* Exercise: Output the data below in full, character for character.

* * * * *

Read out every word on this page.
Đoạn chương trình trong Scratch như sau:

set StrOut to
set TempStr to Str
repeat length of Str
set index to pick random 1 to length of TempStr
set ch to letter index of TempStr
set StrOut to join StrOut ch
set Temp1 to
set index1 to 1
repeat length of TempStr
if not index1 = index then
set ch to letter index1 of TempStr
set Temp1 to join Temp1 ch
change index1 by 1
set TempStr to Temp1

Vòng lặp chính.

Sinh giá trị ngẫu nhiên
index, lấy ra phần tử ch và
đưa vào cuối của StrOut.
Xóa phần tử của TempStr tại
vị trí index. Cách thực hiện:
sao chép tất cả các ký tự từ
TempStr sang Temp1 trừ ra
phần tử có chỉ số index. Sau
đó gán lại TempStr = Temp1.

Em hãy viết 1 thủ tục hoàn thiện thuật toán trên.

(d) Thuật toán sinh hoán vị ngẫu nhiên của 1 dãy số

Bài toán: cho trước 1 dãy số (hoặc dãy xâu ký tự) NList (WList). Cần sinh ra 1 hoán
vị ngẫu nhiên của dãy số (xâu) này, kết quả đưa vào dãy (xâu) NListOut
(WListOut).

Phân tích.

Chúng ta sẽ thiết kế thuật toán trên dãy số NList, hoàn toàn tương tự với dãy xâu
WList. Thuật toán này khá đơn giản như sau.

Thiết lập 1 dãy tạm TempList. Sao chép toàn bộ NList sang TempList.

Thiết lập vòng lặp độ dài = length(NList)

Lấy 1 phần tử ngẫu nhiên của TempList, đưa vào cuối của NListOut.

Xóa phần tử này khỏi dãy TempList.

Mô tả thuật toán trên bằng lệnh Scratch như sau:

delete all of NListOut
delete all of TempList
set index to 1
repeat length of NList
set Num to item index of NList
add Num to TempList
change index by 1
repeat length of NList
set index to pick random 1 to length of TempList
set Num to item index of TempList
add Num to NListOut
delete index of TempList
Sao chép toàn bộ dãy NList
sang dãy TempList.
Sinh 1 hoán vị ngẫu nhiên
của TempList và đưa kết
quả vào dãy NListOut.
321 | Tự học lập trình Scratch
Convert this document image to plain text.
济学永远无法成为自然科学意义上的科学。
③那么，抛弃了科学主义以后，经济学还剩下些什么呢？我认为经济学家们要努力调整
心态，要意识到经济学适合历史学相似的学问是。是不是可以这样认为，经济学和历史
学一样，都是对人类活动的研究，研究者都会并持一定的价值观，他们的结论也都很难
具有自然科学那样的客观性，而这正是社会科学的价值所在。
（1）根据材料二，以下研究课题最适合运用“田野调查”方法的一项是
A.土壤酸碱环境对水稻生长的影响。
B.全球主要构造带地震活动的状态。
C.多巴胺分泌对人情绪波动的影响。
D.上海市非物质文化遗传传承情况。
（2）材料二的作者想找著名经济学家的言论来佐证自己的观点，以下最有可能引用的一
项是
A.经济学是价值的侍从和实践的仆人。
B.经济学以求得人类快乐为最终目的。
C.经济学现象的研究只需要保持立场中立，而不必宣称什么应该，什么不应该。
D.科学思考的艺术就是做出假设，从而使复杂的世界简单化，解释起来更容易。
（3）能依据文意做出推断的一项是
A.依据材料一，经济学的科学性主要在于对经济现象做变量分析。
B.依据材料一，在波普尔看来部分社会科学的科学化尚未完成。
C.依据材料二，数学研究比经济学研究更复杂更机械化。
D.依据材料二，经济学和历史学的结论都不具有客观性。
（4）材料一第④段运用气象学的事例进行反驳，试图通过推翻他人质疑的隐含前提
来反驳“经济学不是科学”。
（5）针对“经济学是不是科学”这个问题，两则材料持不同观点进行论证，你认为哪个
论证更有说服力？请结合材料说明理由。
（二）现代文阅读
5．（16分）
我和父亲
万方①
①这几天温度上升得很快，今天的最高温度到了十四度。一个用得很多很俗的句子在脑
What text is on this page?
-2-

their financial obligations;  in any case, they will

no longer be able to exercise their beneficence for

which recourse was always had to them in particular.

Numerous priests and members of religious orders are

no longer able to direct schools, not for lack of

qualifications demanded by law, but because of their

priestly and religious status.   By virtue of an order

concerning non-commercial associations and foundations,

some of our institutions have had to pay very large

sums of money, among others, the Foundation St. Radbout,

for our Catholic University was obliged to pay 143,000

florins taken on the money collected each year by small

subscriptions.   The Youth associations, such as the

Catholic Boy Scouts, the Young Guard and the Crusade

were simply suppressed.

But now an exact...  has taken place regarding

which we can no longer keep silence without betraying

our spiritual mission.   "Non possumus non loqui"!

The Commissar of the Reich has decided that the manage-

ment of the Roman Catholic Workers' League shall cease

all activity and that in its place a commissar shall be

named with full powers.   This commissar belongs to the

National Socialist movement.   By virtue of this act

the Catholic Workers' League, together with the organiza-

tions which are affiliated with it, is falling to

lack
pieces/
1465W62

* * * * *

* Full response:
Read out every word on this page.
Đoạn chương trình trong Scratch như sau:

set StrOut to
set TempStr to Str
repeat length of Str
set index to pick random 1 to length of TempStr
set ch to letter index of TempStr
set StrOut to join StrOut ch
set Temp1 to
set index1 to 1
repeat length of TempStr
if not index1 = index then
set ch to letter index1 of TempStr
set Temp1 to join Temp1 ch
change index1 by 1
set TempStr to Temp1

Vòng lặp chính.

Sinh giá trị ngẫu nhiên
index, lấy ra phần tử ch và
đưa vào cuối của StrOut.
Xóa phần tử của TempStr tại
vị trí index. Cách thực hiện:
sao chép tất cả các ký tự từ
TempStr sang Temp1 trừ ra
phần tử có chỉ số index. Sau
đó gán lại TempStr = Temp1.

Em hãy viết 1 thủ tục hoàn thiện thuật toán trên.

(d) Thuật toán sinh hoán vị ngẫu nhiên của 1 dãy số

Bài toán: cho trước 1 dãy số (hoặc dãy xâu ký tự) NList (WList). Cần sinh ra 1 hoán
vị ngẫu nhiên của dãy số (xâu) này, kết quả đưa vào dãy (xâu) NListOut
(WListOut).

Phân tích.

Chúng ta sẽ thiết kế thuật toán trên dãy số NList, hoàn toàn tương tự với dãy xâu
WList. Thuật toán này khá đơn giản như sau.

Thiết lập 1 dãy tạm TempList. Sao chép toàn bộ NList sang TempList.

Thiết lập vòng lặp độ dài = length(NList)

Lấy 1 phần tử ngẫu nhiên của TempList, đưa vào cuối của NListOut.

Xóa phần tử này khỏi dãy TempList.

Mô tả thuật toán trên bằng lệnh Scratch như sau:

delete all of NListOut
delete all of TempList
set index to 1
repeat length of NList
set Num to item index of NList
add Num to TempList
change index by 1
repeat length of NList
set index to pick random 1 to length of TempList
set Num to item index of TempList
add Num to NListOut
delete index of TempList
Sao chép toàn bộ dãy NList
sang dãy TempList.
Sinh 1 hoán vị ngẫu nhiên
của TempList và đưa kết
quả vào dãy NListOut.
321 | Tự học lập trình Scratch
Convert this document image to plain text.
济学永远无法成为自然科学意义上的科学。
③那么，抛弃了科学主义以后，经济学还剩下些什么呢？我认为经济学家们要努力调整
心态，要意识到经济学适合历史学相似的学问是。是不是可以这样认为，经济学和历史
学一样，都是对人类活动的研究，研究者都会并持一定的价值观，他们的结论也都很难
具有自然科学那样的客观性，而这正是社会科学的价值所在。
（1）根据材料二，以下研究课题最适合运用“田野调查”方法的一项是
A.土壤酸碱环境对水稻生长的影响。
B.全球主要构造带地震活动的状态。
C.多巴胺分泌对人情绪波动的影响。
D.上海市非物质文化遗传传承情况。
（2）材料二的作者想找著名经济学家的言论来佐证自己的观点，以下最有可能引用的一
项是
A.经济学是价值的侍从和实践的仆人。
B.经济学以求得人类快乐为最终目的。
C.经济学现象的研究只需要保持立场中立，而不必宣称什么应该，什么不应该。
D.科学思考的艺术就是做出假设，从而使复杂的世界简单化，解释起来更容易。
（3）能依据文意做出推断的一项是
A.依据材料一，经济学的科学性主要在于对经济现象做变量分析。
B.依据材料一，在波普尔看来部分社会科学的科学化尚未完成。
C.依据材料二，数学研究比经济学研究更复杂更机械化。
D.依据材料二，经济学和历史学的结论都不具有客观性。
（4）材料一第④段运用气象学的事例进行反驳，试图通过推翻他人质疑的隐含前提
来反驳“经济学不是科学”。
（5）针对“经济学是不是科学”这个问题，两则材料持不同观点进行论证，你认为哪个
论证更有说服力？请结合材料说明理由。
（二）现代文阅读
5．（16分）
我和父亲
万方①
①这几天温度上升得很快，今天的最高温度到了十四度。一个用得很多很俗的句子在脑
What text is on this page?
-2-

their financial obligations;  in any case, they will

no longer be able to exercise their beneficence for

which recourse was always had to them in particular.

Numerous priests and members of religious orders are

no longer able to direct schools, not for lack of

qualifications demanded by law, but because of their

priestly and religious status.   By virtue of an order

concerning non-commercial associations and foundations,

some of our institutions have had to pay very large

sums of money, among others, the Foundation St. Radbout,

for our Catholic University was obliged to pay 143,000

florins taken on the money collected each year by small

subscriptions.   The Youth associations, such as the

Catholic Boy Scouts, the Young Guard and the Crusade

were simply suppressed.

But now an exact...  has taken place regarding

which we can no longer keep silence without betraying

our spiritual mission.   "Non possumus non loqui"!

The Commissar of the Reich has decided that the manage-

ment of the Roman Catholic Workers' League shall cease

all activity and that in its place a commissar shall be

named with full powers.   This commissar belongs to the

National Socialist movement.   By virtue of this act

the Catholic Workers' League, together with the organiza-

tions which are affiliated with it, is falling to

lack
pieces/
1465W62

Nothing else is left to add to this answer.